Stated exercise →
Reproduce the listing below exactly, minus its pictures.

[START OF Entries shown]

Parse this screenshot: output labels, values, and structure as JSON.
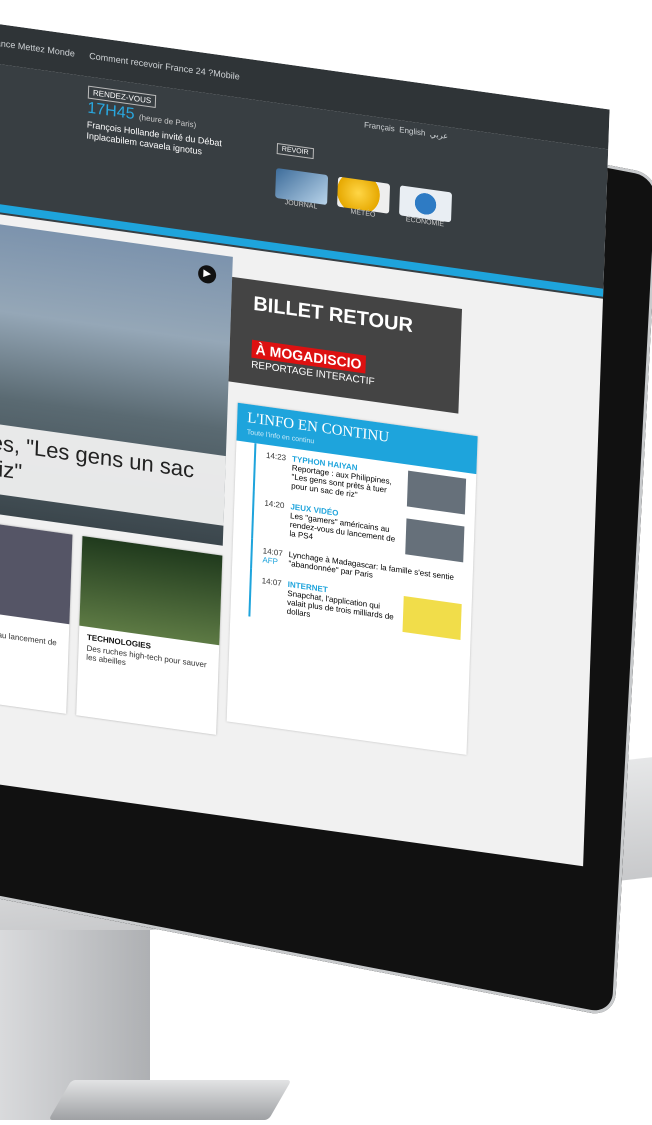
{
  "topbar": {
    "item1": "France Mettez Monde",
    "item2": "Comment recevoir France 24 ?",
    "item3": "Mobile"
  },
  "header": {
    "rdv_tag": "RENDEZ-VOUS",
    "rdv_time": "17H45",
    "rdv_time_sub": "(heure de Paris)",
    "rdv_text": "François Hollande invité du Débat Inplacabilem cavaela ignotus",
    "languages": [
      "Français",
      "English",
      "عربي"
    ],
    "replay_tag": "REVOIR",
    "replay_tiles": [
      {
        "label": "JOURNAL",
        "icon": "journal-icon"
      },
      {
        "label": "MÉTÉO",
        "icon": "weather-icon"
      },
      {
        "label": "ÉCONOMIE",
        "icon": "economy-icon"
      }
    ]
  },
  "hero": {
    "caption": "pines, \"Les gens un sac de riz\""
  },
  "ad": {
    "line1": "BILLET RETOUR",
    "line2": "À MOGADISCIO",
    "line3": "REPORTAGE INTERACTIF"
  },
  "continu": {
    "title": "L'INFO EN CONTINU",
    "subtitle": "Toute l'info en continu",
    "items": [
      {
        "time": "14:23",
        "category": "TYPHON HAIYAN",
        "text": "Reportage : aux Philippines, \"Les gens sont prêts à tuer pour un sac de riz\""
      },
      {
        "time": "14:20",
        "category": "JEUX VIDÉO",
        "text": "Les \"gamers\" américains au rendez-vous du lancement de la PS4"
      },
      {
        "time": "14:07",
        "source": "AFP",
        "category": "",
        "text": "Lynchage à Madagascar: la famille s'est sentie \"abandonnée\" par Paris"
      },
      {
        "time": "14:07",
        "category": "INTERNET",
        "text": "Snapchat, l'application qui valait plus de trois milliards de dollars"
      }
    ]
  },
  "cards": [
    {
      "category": "",
      "text": "américains au lancement de"
    },
    {
      "category": "TECHNOLOGIES",
      "text": "Des ruches high-tech pour sauver les abeilles"
    }
  ]
}
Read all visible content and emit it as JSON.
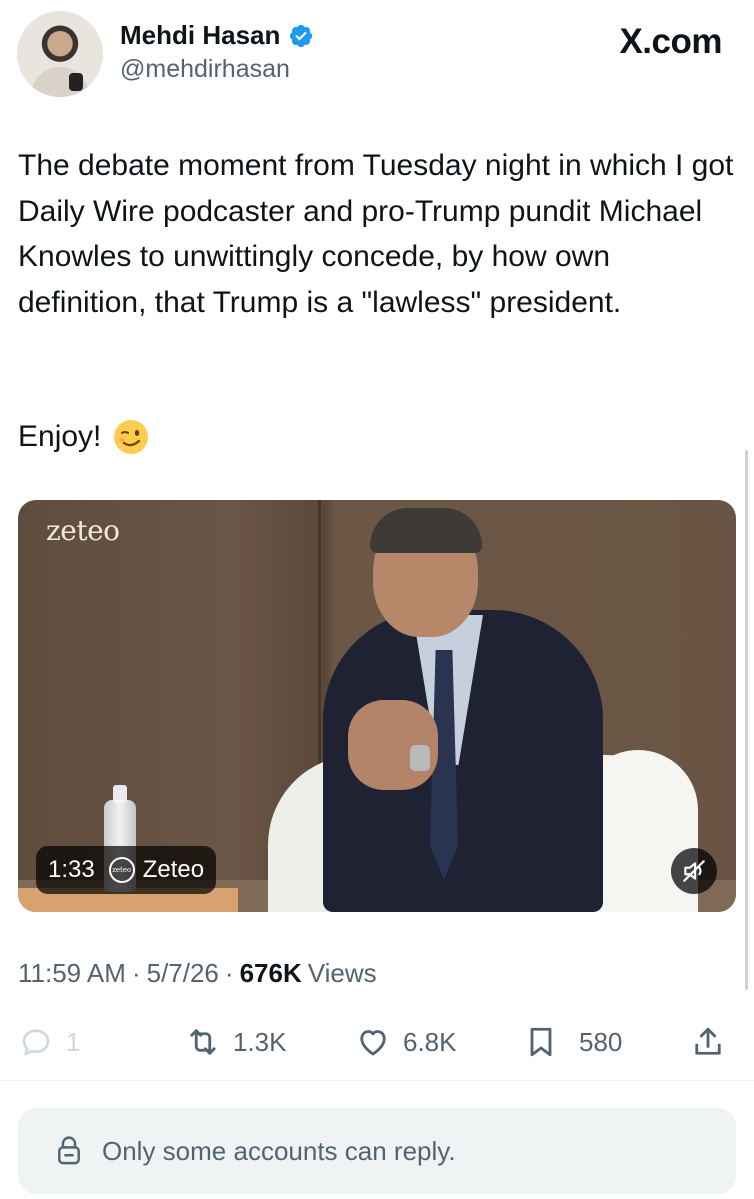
{
  "author": {
    "name": "Mehdi Hasan",
    "handle": "@mehdirhasan",
    "verified": true
  },
  "source_label": "X.com",
  "tweet": {
    "text": "The debate moment from Tuesday night in which I got Daily Wire podcaster and pro-Trump pundit Michael Knowles to unwittingly concede, by how own definition, that Trump is a \"lawless\" president.",
    "closing": "Enjoy!",
    "closing_emoji": "winking-face-icon"
  },
  "media": {
    "watermark": "zeteo",
    "duration": "1:33",
    "channel_logo_text": "zeteo",
    "channel_name": "Zeteo",
    "muted": true
  },
  "meta": {
    "time": "11:59 AM",
    "date": "5/7/26",
    "views_count": "676K",
    "views_label": "Views",
    "separator": "·"
  },
  "actions": {
    "replies": "1",
    "reposts": "1.3K",
    "likes": "6.8K",
    "bookmarks": "580"
  },
  "reply_restriction": "Only some accounts can reply.",
  "colors": {
    "text_primary": "#0f1419",
    "text_secondary": "#536471",
    "verified_blue": "#1d9bf0",
    "reply_box_bg": "#eff3f4"
  }
}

[END OF Entries shown]

Full solution →
Parse this screenshot: output labels, values, and structure as JSON.
{
  "topbar": {
    "item1": "France Mettez Monde",
    "item2": "Comment recevoir France 24 ?",
    "item3": "Mobile"
  },
  "header": {
    "rdv_tag": "RENDEZ-VOUS",
    "rdv_time": "17H45",
    "rdv_time_sub": "(heure de Paris)",
    "rdv_text": "François Hollande invité du Débat Inplacabilem cavaela ignotus",
    "languages": [
      "Français",
      "English",
      "عربي"
    ],
    "replay_tag": "REVOIR",
    "replay_tiles": [
      {
        "label": "JOURNAL",
        "icon": "journal-icon"
      },
      {
        "label": "MÉTÉO",
        "icon": "weather-icon"
      },
      {
        "label": "ÉCONOMIE",
        "icon": "economy-icon"
      }
    ]
  },
  "hero": {
    "caption": "pines, \"Les gens un sac de riz\""
  },
  "ad": {
    "line1": "BILLET RETOUR",
    "line2": "À MOGADISCIO",
    "line3": "REPORTAGE INTERACTIF"
  },
  "continu": {
    "title": "L'INFO EN CONTINU",
    "subtitle": "Toute l'info en continu",
    "items": [
      {
        "time": "14:23",
        "category": "TYPHON HAIYAN",
        "text": "Reportage : aux Philippines, \"Les gens sont prêts à tuer pour un sac de riz\""
      },
      {
        "time": "14:20",
        "category": "JEUX VIDÉO",
        "text": "Les \"gamers\" américains au rendez-vous du lancement de la PS4"
      },
      {
        "time": "14:07",
        "source": "AFP",
        "category": "",
        "text": "Lynchage à Madagascar: la famille s'est sentie \"abandonnée\" par Paris"
      },
      {
        "time": "14:07",
        "category": "INTERNET",
        "text": "Snapchat, l'application qui valait plus de trois milliards de dollars"
      }
    ]
  },
  "cards": [
    {
      "category": "",
      "text": "américains au lancement de"
    },
    {
      "category": "TECHNOLOGIES",
      "text": "Des ruches high-tech pour sauver les abeilles"
    }
  ]
}
Read all visible content and emit it as JSON.
{
  "author": {
    "name": "Mehdi Hasan",
    "handle": "@mehdirhasan",
    "verified": true
  },
  "source_label": "X.com",
  "tweet": {
    "text": "The debate moment from Tuesday night in which I got Daily Wire podcaster and pro-Trump pundit Michael Knowles to unwittingly concede, by how own definition, that Trump is a \"lawless\" president.",
    "closing": "Enjoy!",
    "closing_emoji": "winking-face-icon"
  },
  "media": {
    "watermark": "zeteo",
    "duration": "1:33",
    "channel_logo_text": "zeteo",
    "channel_name": "Zeteo",
    "muted": true
  },
  "meta": {
    "time": "11:59 AM",
    "date": "5/7/26",
    "views_count": "676K",
    "views_label": "Views",
    "separator": "·"
  },
  "actions": {
    "replies": "1",
    "reposts": "1.3K",
    "likes": "6.8K",
    "bookmarks": "580"
  },
  "reply_restriction": "Only some accounts can reply.",
  "colors": {
    "text_primary": "#0f1419",
    "text_secondary": "#536471",
    "verified_blue": "#1d9bf0",
    "reply_box_bg": "#eff3f4"
  }
}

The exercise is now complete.